- SET TASK
Write out the data again in full, exactly as it reads.

- DATA FOR THIS EXERCISE
+ + + + +
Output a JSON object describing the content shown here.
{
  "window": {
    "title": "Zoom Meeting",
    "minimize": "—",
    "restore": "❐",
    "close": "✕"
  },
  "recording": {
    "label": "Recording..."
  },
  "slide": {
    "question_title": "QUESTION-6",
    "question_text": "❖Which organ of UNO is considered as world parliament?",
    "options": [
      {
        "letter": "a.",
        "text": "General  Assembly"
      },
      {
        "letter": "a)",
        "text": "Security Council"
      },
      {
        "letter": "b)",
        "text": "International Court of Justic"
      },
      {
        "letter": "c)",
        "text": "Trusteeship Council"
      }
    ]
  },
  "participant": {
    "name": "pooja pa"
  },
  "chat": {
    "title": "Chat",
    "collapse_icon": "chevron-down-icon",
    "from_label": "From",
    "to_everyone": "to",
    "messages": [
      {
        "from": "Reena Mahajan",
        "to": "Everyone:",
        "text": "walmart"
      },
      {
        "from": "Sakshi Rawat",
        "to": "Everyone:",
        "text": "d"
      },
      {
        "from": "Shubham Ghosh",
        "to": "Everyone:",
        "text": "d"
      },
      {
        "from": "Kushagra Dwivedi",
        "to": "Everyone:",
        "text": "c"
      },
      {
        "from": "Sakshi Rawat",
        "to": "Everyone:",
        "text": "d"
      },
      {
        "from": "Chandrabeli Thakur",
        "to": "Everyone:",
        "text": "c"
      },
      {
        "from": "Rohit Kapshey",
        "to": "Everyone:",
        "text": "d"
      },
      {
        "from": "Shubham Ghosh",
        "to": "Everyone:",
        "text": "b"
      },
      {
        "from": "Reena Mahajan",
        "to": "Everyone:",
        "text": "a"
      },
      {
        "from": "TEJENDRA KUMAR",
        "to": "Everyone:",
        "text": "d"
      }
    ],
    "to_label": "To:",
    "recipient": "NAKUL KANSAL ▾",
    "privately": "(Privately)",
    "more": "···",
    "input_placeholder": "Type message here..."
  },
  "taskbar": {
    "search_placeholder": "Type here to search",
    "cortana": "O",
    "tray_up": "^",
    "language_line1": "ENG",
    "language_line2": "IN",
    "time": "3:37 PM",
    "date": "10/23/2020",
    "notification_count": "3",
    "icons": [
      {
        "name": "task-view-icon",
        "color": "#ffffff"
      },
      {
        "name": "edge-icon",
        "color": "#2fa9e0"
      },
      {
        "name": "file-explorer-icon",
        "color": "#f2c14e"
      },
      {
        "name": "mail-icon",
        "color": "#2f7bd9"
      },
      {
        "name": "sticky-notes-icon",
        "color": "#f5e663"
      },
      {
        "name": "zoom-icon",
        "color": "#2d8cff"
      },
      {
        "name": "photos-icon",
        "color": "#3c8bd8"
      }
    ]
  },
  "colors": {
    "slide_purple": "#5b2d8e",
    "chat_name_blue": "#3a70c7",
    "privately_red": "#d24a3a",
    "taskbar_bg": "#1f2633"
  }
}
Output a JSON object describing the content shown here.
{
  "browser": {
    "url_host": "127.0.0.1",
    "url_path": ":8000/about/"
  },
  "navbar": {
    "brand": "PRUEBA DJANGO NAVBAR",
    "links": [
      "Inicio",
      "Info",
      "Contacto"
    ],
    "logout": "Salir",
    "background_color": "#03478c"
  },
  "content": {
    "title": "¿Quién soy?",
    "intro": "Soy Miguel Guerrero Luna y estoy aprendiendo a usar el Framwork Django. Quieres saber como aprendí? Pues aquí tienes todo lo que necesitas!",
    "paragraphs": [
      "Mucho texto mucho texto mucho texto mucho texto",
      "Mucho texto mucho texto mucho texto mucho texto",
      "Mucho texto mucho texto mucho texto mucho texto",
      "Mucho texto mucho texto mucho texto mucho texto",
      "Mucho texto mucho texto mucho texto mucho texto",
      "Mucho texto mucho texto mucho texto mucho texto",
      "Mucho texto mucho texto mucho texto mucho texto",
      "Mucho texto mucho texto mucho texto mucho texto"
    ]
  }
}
+ + + + +
- PROBLEM SOLUTION
Output a JSON object describing the content shown here.
{
  "window": {
    "title": "Zoom Meeting",
    "minimize": "—",
    "restore": "❐",
    "close": "✕"
  },
  "recording": {
    "label": "Recording..."
  },
  "slide": {
    "question_title": "QUESTION-6",
    "question_text": "❖Which organ of UNO is considered as world parliament?",
    "options": [
      {
        "letter": "a.",
        "text": "General  Assembly"
      },
      {
        "letter": "a)",
        "text": "Security Council"
      },
      {
        "letter": "b)",
        "text": "International Court of Justic"
      },
      {
        "letter": "c)",
        "text": "Trusteeship Council"
      }
    ]
  },
  "participant": {
    "name": "pooja pa"
  },
  "chat": {
    "title": "Chat",
    "collapse_icon": "chevron-down-icon",
    "from_label": "From",
    "to_everyone": "to",
    "messages": [
      {
        "from": "Reena Mahajan",
        "to": "Everyone:",
        "text": "walmart"
      },
      {
        "from": "Sakshi Rawat",
        "to": "Everyone:",
        "text": "d"
      },
      {
        "from": "Shubham Ghosh",
        "to": "Everyone:",
        "text": "d"
      },
      {
        "from": "Kushagra Dwivedi",
        "to": "Everyone:",
        "text": "c"
      },
      {
        "from": "Sakshi Rawat",
        "to": "Everyone:",
        "text": "d"
      },
      {
        "from": "Chandrabeli Thakur",
        "to": "Everyone:",
        "text": "c"
      },
      {
        "from": "Rohit Kapshey",
        "to": "Everyone:",
        "text": "d"
      },
      {
        "from": "Shubham Ghosh",
        "to": "Everyone:",
        "text": "b"
      },
      {
        "from": "Reena Mahajan",
        "to": "Everyone:",
        "text": "a"
      },
      {
        "from": "TEJENDRA KUMAR",
        "to": "Everyone:",
        "text": "d"
      }
    ],
    "to_label": "To:",
    "recipient": "NAKUL KANSAL ▾",
    "privately": "(Privately)",
    "more": "···",
    "input_placeholder": "Type message here..."
  },
  "taskbar": {
    "search_placeholder": "Type here to search",
    "cortana": "O",
    "tray_up": "^",
    "language_line1": "ENG",
    "language_line2": "IN",
    "time": "3:37 PM",
    "date": "10/23/2020",
    "notification_count": "3",
    "icons": [
      {
        "name": "task-view-icon",
        "color": "#ffffff"
      },
      {
        "name": "edge-icon",
        "color": "#2fa9e0"
      },
      {
        "name": "file-explorer-icon",
        "color": "#f2c14e"
      },
      {
        "name": "mail-icon",
        "color": "#2f7bd9"
      },
      {
        "name": "sticky-notes-icon",
        "color": "#f5e663"
      },
      {
        "name": "zoom-icon",
        "color": "#2d8cff"
      },
      {
        "name": "photos-icon",
        "color": "#3c8bd8"
      }
    ]
  },
  "colors": {
    "slide_purple": "#5b2d8e",
    "chat_name_blue": "#3a70c7",
    "privately_red": "#d24a3a",
    "taskbar_bg": "#1f2633"
  }
}
Output a JSON object describing the content shown here.
{
  "browser": {
    "url_host": "127.0.0.1",
    "url_path": ":8000/about/"
  },
  "navbar": {
    "brand": "PRUEBA DJANGO NAVBAR",
    "links": [
      "Inicio",
      "Info",
      "Contacto"
    ],
    "logout": "Salir",
    "background_color": "#03478c"
  },
  "content": {
    "title": "¿Quién soy?",
    "intro": "Soy Miguel Guerrero Luna y estoy aprendiendo a usar el Framwork Django. Quieres saber como aprendí? Pues aquí tienes todo lo que necesitas!",
    "paragraphs": [
      "Mucho texto mucho texto mucho texto mucho texto",
      "Mucho texto mucho texto mucho texto mucho texto",
      "Mucho texto mucho texto mucho texto mucho texto",
      "Mucho texto mucho texto mucho texto mucho texto",
      "Mucho texto mucho texto mucho texto mucho texto",
      "Mucho texto mucho texto mucho texto mucho texto",
      "Mucho texto mucho texto mucho texto mucho texto",
      "Mucho texto mucho texto mucho texto mucho texto"
    ]
  }
}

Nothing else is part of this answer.